* _Text section_:

__________

Genomic- and proteomic-scale analyses are part of systems biology, which is the study of whole biological systems (genomes and proteomes) based on interactions within the system. The European Bioinformatics Institute and the Human Proteome Organization (HUPO) are developing and establishing effective tools to sort through the enormous pile of systems biology data. Because proteins are the direct products of genes and reflect activity at the genomic level, it is natural to use proteomes to compare the protein profiles of different cells to identify proteins and genes involved in disease processes. Most pharmaceutical drug trials target proteins. Researchers use information that they obtain from proteomics to identify novel drugs and to understand their mechanisms of action.

In two-hybrid screening, the binding domain of a transcription factor is separated from the activator domain. A bait protein is attached to the D N A binding domain of a transcription factor, and a prey protein is attached to the activator domain. If the prey catches the bait, in other words, binds to it, transcription of a reporter gene occurs. If the prey does not catch the bait, no transcription occurs. Scientists use this transcriptional activation to determine if interaction between the bait and prey has occurred.

__________

* _Dataset records_:
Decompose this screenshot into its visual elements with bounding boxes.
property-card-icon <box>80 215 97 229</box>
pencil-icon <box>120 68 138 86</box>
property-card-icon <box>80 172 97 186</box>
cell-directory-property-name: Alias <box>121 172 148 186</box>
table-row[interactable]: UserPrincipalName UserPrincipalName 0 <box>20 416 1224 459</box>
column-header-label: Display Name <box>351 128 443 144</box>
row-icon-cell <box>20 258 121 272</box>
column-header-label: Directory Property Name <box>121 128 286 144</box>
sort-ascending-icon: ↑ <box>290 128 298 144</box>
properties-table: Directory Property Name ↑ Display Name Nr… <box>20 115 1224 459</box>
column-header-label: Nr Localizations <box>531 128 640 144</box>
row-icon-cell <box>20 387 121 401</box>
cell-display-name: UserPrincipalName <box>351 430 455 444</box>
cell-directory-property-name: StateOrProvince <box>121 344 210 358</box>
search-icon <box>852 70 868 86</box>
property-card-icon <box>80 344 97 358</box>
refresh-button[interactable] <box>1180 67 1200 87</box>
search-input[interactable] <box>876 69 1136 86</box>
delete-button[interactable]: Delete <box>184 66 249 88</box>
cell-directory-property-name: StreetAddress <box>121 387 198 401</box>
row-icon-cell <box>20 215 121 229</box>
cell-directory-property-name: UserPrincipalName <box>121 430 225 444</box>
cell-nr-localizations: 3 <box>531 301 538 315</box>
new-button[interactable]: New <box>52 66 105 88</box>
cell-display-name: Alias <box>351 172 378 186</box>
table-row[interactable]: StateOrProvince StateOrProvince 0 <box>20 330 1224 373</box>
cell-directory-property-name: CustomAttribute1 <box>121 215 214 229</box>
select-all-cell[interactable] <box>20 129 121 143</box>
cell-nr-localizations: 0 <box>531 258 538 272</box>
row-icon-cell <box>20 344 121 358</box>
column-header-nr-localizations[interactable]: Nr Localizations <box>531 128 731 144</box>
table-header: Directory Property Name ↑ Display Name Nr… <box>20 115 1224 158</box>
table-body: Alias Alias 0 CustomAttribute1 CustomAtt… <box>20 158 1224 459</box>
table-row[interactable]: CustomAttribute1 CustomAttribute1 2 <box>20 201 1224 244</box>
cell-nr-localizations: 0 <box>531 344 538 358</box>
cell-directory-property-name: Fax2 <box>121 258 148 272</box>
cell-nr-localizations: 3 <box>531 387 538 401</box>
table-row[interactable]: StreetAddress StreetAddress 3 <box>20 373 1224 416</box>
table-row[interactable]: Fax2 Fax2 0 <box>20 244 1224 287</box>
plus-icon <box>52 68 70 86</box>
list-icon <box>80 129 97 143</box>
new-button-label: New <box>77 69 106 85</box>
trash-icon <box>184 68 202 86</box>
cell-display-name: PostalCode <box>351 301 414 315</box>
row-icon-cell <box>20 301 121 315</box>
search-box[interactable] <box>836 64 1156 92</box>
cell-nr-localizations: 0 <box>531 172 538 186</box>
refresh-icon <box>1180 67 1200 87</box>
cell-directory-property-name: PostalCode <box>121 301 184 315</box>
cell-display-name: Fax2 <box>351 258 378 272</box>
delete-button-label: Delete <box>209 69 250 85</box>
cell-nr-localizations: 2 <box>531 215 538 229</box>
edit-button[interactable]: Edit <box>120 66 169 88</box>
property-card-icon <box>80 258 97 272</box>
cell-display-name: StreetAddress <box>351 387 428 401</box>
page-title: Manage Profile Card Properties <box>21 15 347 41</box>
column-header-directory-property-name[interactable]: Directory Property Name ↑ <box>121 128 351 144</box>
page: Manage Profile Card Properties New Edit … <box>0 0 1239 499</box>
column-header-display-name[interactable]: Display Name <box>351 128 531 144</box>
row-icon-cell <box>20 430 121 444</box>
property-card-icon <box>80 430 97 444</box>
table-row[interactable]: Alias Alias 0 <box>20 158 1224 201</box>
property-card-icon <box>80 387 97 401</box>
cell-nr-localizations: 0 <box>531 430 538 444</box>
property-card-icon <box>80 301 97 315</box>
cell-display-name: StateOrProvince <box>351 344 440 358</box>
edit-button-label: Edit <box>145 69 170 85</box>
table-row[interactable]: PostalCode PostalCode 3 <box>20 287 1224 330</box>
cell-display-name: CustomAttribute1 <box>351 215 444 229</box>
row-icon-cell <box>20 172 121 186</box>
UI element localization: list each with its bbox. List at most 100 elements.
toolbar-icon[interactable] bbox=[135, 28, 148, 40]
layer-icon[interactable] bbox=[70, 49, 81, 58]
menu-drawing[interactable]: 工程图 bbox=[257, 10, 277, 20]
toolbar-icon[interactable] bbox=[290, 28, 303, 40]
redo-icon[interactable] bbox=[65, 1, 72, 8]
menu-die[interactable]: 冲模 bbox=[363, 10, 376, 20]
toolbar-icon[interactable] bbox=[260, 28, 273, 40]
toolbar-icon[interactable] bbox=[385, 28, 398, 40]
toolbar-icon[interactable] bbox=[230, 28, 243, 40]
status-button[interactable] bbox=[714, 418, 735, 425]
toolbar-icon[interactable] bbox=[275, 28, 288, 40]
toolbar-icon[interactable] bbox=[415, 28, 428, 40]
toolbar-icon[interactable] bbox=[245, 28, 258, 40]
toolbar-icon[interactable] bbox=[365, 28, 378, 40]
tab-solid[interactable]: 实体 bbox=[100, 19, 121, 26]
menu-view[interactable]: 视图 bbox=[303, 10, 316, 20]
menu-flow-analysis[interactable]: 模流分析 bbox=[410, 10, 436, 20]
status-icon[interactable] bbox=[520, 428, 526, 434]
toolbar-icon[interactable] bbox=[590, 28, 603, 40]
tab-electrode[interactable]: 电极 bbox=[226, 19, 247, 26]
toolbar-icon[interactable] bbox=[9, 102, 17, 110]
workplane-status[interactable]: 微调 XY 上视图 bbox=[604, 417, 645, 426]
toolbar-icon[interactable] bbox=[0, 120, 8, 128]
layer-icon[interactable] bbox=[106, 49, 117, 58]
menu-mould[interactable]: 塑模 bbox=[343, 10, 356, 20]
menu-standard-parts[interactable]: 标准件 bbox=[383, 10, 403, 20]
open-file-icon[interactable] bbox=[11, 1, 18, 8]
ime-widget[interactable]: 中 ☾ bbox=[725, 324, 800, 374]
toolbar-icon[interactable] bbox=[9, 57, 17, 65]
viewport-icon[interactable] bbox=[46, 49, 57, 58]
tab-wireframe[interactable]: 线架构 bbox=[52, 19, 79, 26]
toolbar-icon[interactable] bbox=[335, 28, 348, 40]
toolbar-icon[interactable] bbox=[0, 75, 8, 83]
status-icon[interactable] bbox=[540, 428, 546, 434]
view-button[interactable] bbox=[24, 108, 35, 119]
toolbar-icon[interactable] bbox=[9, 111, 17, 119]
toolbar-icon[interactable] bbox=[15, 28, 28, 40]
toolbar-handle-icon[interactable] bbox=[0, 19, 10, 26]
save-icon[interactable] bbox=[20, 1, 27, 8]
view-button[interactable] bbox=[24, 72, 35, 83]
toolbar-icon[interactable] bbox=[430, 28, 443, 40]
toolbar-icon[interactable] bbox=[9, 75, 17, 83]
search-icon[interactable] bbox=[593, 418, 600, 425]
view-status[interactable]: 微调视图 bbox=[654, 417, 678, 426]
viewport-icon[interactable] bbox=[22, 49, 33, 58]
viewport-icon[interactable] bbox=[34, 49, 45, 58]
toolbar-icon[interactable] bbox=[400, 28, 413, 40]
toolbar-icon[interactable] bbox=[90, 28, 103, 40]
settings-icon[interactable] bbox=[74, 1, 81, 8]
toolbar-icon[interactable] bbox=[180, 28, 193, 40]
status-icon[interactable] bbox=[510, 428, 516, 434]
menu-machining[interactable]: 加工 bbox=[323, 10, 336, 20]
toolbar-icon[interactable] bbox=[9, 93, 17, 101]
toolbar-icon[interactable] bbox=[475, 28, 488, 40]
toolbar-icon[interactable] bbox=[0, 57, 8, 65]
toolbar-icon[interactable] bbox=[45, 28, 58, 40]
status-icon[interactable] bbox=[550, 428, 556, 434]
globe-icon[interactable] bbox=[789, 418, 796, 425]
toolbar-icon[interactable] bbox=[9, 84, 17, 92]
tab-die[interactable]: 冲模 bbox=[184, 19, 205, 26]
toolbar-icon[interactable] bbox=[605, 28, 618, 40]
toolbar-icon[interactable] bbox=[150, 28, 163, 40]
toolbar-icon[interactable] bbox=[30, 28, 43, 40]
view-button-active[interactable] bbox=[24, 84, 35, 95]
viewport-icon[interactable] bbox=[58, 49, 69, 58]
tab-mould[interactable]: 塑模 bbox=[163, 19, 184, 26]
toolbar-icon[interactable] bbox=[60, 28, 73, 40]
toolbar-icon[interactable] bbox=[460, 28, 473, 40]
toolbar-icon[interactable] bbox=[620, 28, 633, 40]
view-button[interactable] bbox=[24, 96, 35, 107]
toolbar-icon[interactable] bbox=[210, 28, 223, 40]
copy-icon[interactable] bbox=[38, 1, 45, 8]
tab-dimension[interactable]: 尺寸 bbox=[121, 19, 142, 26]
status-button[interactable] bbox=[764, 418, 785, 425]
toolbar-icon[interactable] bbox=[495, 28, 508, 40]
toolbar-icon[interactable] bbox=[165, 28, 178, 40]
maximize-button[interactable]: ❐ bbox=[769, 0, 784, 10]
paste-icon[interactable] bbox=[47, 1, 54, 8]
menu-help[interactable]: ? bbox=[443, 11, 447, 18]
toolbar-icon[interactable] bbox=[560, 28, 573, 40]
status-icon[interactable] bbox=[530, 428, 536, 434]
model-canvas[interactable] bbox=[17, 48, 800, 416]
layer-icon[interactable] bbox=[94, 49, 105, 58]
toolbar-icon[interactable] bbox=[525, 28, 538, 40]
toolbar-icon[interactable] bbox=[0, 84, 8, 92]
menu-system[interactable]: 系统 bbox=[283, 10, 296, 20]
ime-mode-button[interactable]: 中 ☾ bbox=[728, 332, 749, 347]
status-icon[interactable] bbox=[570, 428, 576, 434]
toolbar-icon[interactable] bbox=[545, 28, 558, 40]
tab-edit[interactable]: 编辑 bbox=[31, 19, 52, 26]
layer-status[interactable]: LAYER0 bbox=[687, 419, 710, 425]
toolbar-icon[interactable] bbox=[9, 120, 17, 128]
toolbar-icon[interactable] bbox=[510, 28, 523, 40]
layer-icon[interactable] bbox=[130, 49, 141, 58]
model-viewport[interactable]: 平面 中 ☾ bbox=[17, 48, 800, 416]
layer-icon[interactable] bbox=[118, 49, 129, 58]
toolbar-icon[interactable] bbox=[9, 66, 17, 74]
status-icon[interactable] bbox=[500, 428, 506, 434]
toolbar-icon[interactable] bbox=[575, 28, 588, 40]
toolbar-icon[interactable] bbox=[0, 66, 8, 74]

__________

* _Tasks to complete_:
a – According to the proteomics text, what do most pharmaceutical drug trials target?
b – In one to three sentences, explain why the proteomics text says it is natural to use proteomes to compare the protein profiles of different cells.
c – Extend the proteomics text past its final sentence.

* _Answers by item_:
a – Most pharmaceutical drug trials target proteins.

b – Proteins are the direct products of genes and reflect activity at the genomic level. Comparing protein profiles can therefore identify the proteins and genes involved in disease processes.

c –
Figure 17.17 Scientists use two-hybrid screening to determine whether two proteins interact. In this method, a transcription factor splits into a DNA-binding domain (BD) and an activator domain (AD). The binding domain is able to bind the promoter in the activator domain's absence, but it does not turn on transcription. The bait protein attaches to the BD, and the prey protein attaches to the AD. Transcription occurs only if the prey “catches” the bait.

Scientists are challenged when implementing proteomic analysis because it is difficult to detect small protein quantities. Although mass spectrometry is good for detecting small protein amounts, variations in protein expression in diseased states can be difficult to discern. Proteins are naturally unstable molecules, which makes proteomic analysis much more difficult than genomic analysis.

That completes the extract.